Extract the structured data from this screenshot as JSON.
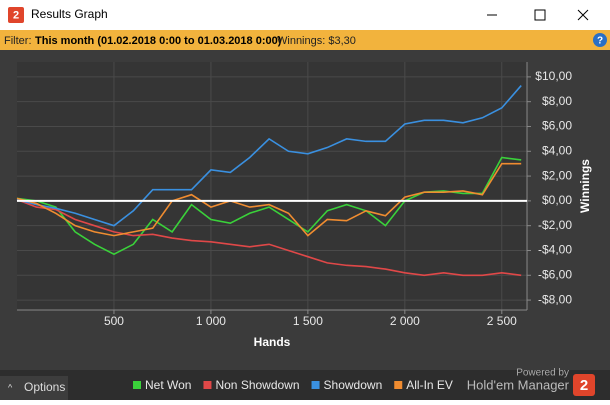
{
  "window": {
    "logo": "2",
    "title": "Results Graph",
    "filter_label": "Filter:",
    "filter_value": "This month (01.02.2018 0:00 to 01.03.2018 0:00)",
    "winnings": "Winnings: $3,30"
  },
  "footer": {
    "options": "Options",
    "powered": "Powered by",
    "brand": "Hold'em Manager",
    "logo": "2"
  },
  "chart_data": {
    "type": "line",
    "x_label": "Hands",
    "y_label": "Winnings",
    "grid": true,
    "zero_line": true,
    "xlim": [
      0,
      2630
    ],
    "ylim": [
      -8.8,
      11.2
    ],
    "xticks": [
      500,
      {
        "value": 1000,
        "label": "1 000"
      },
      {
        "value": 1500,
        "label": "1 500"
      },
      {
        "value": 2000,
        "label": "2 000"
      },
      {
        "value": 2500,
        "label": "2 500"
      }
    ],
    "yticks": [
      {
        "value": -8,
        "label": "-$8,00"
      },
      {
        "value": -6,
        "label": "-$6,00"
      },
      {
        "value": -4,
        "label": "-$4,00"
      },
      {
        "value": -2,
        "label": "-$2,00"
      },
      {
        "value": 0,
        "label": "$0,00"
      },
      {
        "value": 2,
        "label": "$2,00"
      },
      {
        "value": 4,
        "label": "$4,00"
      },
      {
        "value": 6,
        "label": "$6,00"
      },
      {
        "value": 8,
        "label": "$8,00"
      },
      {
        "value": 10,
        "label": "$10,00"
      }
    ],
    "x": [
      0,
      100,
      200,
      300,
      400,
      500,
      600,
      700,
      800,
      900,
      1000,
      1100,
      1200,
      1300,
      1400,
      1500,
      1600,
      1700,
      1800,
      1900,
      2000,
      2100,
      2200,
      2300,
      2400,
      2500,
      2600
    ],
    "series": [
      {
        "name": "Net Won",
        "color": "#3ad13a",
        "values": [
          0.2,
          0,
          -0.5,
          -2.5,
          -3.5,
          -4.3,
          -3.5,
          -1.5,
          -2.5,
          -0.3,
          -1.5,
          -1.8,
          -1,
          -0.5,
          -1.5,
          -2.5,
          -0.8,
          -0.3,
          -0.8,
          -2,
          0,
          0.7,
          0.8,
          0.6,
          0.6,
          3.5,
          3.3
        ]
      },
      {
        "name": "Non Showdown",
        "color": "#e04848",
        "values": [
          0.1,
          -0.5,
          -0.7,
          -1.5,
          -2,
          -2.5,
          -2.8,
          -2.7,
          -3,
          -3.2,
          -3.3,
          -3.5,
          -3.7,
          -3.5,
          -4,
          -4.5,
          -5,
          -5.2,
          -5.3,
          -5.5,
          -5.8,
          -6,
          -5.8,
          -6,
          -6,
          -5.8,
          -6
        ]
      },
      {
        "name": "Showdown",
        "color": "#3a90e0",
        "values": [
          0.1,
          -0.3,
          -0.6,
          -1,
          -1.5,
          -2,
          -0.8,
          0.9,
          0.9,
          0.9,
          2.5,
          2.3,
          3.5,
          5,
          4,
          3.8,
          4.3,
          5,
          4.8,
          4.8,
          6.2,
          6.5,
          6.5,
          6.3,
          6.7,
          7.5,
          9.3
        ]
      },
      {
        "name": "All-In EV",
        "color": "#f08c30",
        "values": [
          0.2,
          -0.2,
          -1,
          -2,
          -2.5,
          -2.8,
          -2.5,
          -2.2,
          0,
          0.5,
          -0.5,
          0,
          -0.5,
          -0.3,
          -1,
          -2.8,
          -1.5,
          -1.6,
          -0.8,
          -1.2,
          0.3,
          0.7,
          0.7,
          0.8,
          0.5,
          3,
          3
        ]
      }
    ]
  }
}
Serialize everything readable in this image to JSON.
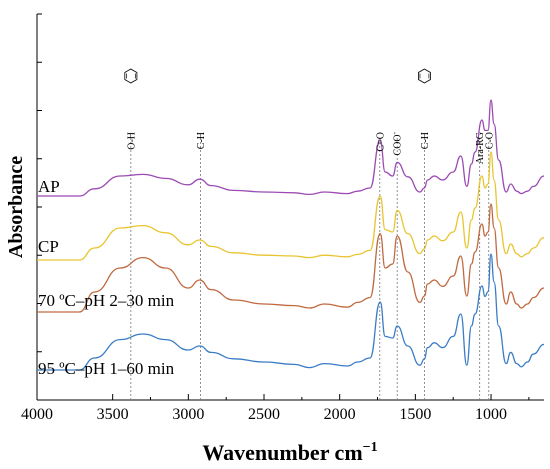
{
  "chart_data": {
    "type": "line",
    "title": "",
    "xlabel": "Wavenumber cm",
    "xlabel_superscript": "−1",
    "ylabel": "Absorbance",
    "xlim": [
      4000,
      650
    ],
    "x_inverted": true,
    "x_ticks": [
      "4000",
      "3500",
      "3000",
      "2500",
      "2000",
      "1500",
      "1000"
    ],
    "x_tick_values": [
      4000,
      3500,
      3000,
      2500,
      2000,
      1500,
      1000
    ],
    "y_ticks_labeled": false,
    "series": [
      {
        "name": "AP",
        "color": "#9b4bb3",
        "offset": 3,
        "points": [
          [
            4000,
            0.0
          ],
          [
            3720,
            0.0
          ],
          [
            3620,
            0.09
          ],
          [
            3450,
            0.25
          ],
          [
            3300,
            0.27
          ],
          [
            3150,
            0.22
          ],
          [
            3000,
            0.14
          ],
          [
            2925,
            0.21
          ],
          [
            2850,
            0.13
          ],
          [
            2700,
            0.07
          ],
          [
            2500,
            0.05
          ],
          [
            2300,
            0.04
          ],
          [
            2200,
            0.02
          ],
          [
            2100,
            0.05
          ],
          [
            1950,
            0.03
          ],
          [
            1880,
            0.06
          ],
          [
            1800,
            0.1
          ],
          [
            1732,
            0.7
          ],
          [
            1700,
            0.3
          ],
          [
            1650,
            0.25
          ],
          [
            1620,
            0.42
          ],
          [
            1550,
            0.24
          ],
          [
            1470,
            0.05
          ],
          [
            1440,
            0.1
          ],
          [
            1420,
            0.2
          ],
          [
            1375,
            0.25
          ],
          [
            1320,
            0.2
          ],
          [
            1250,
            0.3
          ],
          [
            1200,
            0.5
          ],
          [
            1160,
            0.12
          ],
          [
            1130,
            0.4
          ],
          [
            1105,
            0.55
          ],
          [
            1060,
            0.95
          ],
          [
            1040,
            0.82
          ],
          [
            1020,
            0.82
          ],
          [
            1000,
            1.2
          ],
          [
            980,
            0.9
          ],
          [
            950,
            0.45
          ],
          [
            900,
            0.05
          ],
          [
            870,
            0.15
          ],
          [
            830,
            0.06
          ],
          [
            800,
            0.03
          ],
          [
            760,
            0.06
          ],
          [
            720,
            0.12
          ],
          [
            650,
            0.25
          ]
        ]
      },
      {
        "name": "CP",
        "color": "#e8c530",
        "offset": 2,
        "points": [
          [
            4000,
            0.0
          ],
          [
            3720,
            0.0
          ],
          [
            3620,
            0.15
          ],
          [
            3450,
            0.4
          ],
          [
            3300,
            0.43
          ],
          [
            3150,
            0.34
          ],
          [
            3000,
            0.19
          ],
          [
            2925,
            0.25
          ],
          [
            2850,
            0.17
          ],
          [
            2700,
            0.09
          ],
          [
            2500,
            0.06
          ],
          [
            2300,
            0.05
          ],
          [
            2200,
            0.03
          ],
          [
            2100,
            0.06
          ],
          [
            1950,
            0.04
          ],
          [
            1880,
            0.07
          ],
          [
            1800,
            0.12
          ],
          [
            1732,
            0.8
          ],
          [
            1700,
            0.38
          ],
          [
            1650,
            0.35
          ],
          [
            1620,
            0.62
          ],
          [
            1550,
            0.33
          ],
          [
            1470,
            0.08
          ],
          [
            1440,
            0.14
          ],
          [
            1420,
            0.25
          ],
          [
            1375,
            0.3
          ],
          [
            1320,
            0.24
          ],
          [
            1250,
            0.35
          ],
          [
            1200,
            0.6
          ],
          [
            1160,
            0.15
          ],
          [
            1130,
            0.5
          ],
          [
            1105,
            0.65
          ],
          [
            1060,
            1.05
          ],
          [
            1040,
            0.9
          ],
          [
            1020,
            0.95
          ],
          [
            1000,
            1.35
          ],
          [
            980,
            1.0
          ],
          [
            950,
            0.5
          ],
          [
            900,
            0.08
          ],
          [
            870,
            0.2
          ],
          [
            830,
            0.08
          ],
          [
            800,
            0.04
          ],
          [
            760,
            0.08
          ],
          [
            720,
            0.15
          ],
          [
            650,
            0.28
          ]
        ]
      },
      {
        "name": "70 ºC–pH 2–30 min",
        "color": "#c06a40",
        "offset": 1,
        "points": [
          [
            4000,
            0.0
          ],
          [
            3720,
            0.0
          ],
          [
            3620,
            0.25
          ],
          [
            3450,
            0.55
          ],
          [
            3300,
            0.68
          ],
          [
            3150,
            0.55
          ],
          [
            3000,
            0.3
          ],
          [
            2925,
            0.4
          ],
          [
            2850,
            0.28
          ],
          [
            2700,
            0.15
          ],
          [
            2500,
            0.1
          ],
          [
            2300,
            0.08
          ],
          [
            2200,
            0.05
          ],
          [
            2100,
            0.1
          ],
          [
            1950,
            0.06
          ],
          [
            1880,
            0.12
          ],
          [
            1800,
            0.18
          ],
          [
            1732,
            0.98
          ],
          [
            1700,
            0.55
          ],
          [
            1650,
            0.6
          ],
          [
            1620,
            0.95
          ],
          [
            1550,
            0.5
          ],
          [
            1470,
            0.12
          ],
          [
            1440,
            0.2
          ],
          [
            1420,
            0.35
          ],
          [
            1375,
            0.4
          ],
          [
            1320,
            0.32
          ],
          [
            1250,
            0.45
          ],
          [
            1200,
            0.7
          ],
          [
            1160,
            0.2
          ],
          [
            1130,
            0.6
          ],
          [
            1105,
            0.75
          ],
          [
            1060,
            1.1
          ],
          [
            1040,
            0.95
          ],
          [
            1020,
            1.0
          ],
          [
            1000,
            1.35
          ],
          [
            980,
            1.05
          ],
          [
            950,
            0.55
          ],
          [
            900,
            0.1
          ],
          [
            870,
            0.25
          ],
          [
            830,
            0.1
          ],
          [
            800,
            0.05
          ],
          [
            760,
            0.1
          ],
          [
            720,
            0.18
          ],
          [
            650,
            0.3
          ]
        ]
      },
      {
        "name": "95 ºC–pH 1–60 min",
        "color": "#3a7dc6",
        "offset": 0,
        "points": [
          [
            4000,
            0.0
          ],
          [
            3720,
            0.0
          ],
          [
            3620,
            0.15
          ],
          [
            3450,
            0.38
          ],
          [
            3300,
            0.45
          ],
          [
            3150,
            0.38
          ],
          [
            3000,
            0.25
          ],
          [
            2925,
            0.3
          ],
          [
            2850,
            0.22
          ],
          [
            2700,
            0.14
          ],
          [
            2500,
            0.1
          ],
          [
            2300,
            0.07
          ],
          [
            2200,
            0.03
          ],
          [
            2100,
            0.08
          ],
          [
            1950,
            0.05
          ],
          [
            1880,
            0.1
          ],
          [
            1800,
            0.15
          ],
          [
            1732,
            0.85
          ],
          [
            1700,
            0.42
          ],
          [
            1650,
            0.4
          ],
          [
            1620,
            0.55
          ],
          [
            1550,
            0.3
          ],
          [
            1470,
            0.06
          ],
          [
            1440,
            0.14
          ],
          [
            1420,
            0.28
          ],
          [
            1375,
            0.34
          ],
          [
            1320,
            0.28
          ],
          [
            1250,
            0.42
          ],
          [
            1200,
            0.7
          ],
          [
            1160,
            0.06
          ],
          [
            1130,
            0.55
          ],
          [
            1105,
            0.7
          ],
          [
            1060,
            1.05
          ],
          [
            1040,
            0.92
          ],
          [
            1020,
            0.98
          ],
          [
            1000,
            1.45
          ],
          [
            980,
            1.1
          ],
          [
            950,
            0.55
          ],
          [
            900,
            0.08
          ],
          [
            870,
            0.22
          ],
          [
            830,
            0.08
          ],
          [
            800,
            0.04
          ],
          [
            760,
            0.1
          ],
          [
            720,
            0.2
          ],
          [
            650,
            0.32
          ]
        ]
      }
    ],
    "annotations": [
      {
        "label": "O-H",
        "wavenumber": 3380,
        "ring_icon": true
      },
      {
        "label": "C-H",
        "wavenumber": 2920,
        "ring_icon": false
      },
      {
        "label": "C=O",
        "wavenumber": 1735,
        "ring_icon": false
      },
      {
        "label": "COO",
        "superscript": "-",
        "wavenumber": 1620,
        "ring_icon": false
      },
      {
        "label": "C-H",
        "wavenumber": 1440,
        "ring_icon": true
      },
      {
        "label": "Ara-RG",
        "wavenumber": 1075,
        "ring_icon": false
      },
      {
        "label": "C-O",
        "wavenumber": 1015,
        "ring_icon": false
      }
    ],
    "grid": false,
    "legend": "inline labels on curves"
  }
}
----
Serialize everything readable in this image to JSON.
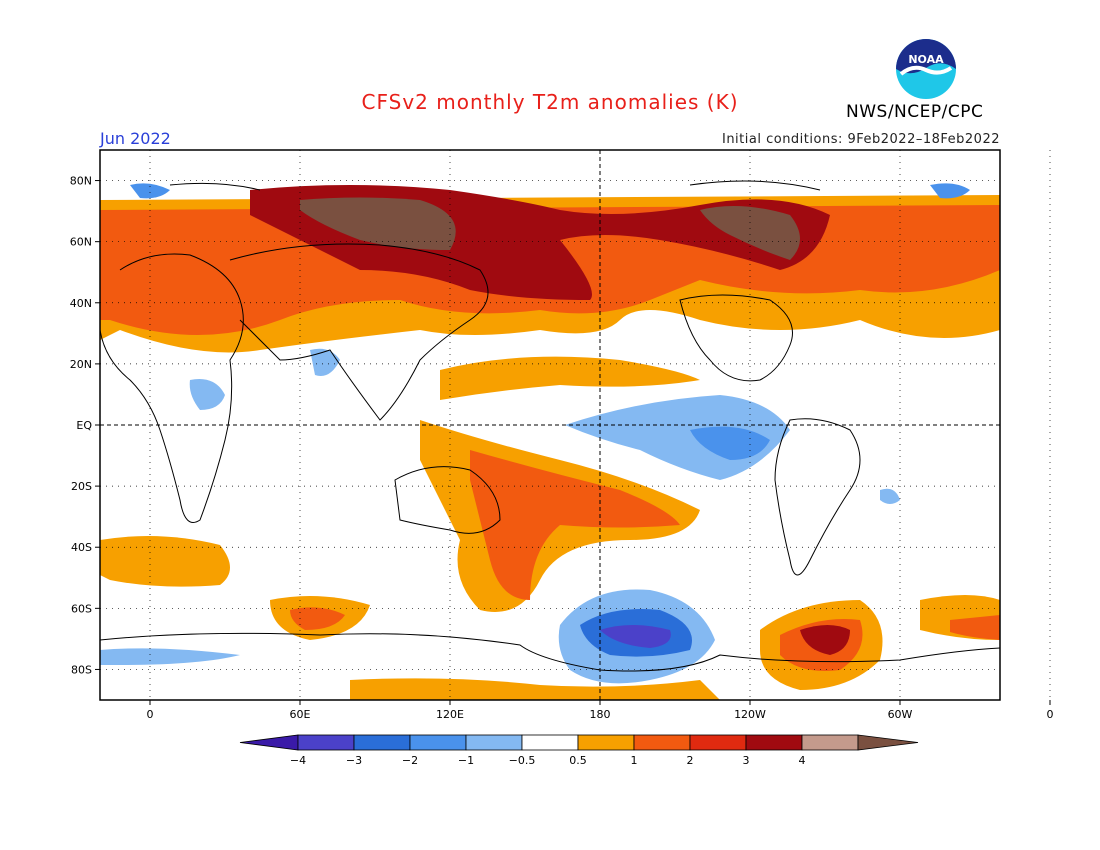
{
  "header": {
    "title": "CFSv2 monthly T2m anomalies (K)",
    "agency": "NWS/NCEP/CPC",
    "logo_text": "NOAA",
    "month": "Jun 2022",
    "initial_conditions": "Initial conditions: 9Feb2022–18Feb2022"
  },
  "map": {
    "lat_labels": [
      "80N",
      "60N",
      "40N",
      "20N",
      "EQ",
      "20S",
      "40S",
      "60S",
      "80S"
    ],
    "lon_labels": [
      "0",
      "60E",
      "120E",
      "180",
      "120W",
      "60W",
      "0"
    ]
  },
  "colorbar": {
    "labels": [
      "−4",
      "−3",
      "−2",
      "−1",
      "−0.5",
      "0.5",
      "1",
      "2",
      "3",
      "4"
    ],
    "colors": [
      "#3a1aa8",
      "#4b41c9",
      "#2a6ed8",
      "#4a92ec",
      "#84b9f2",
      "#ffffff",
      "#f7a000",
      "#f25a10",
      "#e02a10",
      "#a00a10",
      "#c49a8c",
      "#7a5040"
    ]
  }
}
----
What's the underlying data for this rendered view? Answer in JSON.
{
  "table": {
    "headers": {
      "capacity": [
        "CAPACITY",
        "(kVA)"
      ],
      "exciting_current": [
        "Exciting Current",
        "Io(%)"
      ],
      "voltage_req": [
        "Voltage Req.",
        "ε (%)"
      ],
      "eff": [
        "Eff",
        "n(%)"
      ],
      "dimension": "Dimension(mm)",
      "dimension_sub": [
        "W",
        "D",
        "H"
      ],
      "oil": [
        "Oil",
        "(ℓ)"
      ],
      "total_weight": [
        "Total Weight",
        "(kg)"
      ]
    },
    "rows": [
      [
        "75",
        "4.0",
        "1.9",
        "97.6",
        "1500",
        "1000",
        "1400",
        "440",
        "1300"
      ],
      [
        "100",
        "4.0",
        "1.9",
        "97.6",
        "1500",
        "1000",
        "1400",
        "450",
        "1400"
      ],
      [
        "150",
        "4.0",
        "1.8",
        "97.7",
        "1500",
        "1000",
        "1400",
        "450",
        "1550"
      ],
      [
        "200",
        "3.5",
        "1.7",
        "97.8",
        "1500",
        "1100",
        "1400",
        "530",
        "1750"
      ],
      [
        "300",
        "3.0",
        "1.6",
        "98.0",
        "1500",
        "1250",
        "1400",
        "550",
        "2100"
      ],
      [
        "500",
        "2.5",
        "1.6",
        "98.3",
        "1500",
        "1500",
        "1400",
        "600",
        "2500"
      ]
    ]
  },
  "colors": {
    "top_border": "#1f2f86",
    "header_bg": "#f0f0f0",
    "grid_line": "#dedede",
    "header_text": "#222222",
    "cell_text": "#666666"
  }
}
----
**Your instructions**
Copy every line of the listing containing the string "true".

**Correct response**
    "grid": true,
    "zero_line": true,
    "x_inverted": true,
        "ring_icon": true
        "ring_icon": true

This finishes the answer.